-- begin --

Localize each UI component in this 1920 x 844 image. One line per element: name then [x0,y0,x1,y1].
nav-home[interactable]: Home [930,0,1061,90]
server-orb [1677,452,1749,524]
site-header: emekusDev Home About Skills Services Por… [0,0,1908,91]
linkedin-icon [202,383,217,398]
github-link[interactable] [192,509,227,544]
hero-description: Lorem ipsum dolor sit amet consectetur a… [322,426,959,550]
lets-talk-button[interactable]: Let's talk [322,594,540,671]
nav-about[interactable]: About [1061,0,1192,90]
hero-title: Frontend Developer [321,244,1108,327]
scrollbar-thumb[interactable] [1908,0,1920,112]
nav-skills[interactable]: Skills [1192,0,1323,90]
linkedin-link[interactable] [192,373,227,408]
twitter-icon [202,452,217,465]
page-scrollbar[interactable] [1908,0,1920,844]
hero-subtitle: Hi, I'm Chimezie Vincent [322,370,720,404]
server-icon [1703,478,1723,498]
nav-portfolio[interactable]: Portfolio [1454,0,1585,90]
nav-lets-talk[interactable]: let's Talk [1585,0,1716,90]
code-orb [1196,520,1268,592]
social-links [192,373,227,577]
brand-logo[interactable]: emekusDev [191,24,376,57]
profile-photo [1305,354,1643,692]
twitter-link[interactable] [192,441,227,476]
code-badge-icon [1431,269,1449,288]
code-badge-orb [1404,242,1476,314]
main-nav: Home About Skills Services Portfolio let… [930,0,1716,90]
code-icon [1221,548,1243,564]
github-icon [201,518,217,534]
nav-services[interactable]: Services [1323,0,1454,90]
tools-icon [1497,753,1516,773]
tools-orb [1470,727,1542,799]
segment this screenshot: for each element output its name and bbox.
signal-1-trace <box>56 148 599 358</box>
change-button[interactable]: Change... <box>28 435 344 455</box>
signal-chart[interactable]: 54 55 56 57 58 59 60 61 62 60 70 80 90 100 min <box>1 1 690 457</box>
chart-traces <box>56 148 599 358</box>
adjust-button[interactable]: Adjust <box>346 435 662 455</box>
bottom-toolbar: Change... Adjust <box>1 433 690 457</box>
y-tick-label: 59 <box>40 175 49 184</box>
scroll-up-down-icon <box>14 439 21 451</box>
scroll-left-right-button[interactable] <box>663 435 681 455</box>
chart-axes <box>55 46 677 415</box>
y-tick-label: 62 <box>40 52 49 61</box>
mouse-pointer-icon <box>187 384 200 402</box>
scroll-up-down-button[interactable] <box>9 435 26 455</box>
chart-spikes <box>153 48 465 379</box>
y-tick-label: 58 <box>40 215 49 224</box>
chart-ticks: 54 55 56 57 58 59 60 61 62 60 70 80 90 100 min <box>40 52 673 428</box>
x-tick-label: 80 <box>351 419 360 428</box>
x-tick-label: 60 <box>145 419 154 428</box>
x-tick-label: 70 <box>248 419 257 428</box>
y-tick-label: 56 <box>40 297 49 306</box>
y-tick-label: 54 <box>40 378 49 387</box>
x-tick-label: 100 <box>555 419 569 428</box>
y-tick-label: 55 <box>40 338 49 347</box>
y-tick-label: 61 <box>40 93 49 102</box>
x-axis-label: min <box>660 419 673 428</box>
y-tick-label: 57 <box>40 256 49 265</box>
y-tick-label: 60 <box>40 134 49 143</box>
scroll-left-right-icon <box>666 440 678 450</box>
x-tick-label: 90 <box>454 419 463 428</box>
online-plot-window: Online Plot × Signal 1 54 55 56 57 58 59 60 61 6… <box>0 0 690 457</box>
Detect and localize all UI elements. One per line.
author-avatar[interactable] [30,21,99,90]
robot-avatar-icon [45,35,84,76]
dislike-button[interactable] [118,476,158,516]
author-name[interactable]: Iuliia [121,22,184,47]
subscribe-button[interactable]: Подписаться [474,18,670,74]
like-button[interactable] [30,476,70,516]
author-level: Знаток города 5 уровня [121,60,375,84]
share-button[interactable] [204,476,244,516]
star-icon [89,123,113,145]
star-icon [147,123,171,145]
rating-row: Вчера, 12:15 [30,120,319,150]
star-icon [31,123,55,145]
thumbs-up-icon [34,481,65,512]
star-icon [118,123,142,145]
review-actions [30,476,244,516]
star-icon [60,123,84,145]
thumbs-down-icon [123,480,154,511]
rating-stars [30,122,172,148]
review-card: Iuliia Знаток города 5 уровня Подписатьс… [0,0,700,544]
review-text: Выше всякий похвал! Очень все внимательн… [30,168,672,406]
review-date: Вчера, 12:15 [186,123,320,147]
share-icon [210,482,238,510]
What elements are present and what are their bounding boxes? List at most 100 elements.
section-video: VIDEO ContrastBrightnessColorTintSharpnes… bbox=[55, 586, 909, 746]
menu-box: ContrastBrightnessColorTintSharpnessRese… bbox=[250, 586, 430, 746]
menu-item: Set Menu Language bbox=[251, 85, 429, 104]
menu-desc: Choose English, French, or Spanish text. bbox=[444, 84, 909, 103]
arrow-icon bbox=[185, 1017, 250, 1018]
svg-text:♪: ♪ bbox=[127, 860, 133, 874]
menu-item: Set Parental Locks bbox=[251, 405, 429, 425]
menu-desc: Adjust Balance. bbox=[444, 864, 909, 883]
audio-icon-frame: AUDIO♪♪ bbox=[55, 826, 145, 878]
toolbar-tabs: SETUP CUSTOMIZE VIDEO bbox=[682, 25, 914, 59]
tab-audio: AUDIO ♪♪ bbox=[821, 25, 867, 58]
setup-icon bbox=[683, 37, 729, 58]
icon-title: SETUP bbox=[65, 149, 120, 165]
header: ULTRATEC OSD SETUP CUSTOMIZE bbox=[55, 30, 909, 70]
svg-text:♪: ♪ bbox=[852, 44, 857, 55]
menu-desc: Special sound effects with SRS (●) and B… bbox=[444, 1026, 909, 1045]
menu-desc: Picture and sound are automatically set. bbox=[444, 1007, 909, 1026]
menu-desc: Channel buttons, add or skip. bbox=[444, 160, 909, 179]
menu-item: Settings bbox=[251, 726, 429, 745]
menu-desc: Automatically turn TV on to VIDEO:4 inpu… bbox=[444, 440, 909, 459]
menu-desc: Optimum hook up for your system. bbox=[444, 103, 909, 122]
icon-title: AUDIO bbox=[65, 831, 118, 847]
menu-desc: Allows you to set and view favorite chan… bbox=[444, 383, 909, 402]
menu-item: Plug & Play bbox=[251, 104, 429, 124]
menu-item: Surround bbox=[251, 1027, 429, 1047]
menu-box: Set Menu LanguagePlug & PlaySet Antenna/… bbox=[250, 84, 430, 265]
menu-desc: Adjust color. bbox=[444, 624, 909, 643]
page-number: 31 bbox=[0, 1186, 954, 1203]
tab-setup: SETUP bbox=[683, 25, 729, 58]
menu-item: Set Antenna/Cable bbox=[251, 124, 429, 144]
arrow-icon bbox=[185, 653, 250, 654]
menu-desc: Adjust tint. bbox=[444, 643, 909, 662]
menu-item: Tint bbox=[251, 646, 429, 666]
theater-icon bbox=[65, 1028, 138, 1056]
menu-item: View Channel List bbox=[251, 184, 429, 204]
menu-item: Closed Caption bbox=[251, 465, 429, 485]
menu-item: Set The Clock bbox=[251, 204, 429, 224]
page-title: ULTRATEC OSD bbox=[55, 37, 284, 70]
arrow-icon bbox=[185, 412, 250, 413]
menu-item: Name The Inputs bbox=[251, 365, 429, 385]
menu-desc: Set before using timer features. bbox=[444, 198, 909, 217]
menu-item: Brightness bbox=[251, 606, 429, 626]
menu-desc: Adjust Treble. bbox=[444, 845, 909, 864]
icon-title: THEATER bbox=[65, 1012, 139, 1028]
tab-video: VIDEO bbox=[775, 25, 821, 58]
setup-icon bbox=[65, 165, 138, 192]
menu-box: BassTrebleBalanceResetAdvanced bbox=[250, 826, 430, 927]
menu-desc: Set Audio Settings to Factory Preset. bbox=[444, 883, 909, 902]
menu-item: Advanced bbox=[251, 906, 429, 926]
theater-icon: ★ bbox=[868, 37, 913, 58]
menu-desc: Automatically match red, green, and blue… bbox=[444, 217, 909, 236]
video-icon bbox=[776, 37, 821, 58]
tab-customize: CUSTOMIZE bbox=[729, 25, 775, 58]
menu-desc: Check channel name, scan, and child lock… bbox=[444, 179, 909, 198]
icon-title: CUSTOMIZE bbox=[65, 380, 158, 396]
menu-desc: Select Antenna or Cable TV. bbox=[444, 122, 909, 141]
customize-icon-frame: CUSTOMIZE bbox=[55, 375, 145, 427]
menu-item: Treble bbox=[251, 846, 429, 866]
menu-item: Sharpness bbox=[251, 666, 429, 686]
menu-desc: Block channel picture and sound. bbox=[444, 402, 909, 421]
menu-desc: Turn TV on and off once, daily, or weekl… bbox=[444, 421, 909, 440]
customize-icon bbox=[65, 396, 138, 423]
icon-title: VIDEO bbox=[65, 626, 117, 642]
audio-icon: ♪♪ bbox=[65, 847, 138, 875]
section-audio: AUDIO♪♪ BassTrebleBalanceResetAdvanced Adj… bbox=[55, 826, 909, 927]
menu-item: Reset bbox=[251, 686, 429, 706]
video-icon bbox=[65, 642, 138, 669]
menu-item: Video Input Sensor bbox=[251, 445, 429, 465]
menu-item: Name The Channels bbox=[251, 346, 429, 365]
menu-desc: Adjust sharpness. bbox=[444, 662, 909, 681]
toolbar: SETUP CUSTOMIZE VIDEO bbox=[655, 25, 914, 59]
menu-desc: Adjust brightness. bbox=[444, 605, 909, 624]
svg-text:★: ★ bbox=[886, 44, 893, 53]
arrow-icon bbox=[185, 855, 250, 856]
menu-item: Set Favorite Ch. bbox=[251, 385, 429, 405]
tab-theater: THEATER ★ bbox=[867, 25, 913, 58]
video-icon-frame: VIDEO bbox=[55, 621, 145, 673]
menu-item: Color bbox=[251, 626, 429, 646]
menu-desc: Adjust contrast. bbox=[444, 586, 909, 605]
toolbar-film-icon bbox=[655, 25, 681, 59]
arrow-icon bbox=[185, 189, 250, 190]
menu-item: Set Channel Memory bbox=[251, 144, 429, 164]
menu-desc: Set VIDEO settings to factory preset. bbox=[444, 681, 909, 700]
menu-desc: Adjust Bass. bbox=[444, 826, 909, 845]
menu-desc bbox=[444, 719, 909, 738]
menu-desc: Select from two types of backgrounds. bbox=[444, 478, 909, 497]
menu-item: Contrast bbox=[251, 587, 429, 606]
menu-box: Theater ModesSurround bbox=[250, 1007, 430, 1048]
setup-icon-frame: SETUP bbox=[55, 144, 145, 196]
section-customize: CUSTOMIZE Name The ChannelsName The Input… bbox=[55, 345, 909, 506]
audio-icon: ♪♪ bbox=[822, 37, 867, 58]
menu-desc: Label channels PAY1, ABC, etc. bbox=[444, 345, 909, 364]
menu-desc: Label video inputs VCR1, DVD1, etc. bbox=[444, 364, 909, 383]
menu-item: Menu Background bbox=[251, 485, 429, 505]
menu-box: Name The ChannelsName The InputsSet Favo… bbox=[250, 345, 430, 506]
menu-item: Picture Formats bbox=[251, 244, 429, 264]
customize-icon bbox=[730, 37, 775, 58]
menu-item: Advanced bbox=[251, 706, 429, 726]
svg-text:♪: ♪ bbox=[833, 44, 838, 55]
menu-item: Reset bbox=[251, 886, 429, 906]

-- end --

> The task
Reproduce, character for character, every line from the start of the data through the line that contains "twitter-icon [202,452,217,465]", including that line.

> Answer to the task
Localize each UI component in this 1920 x 844 image. One line per element: name then [x0,y0,x1,y1].
nav-home[interactable]: Home [930,0,1061,90]
server-orb [1677,452,1749,524]
site-header: emekusDev Home About Skills Services Por… [0,0,1908,91]
linkedin-icon [202,383,217,398]
github-link[interactable] [192,509,227,544]
hero-description: Lorem ipsum dolor sit amet consectetur a… [322,426,959,550]
lets-talk-button[interactable]: Let's talk [322,594,540,671]
nav-about[interactable]: About [1061,0,1192,90]
hero-title: Frontend Developer [321,244,1108,327]
scrollbar-thumb[interactable] [1908,0,1920,112]
nav-skills[interactable]: Skills [1192,0,1323,90]
linkedin-link[interactable] [192,373,227,408]
twitter-icon [202,452,217,465]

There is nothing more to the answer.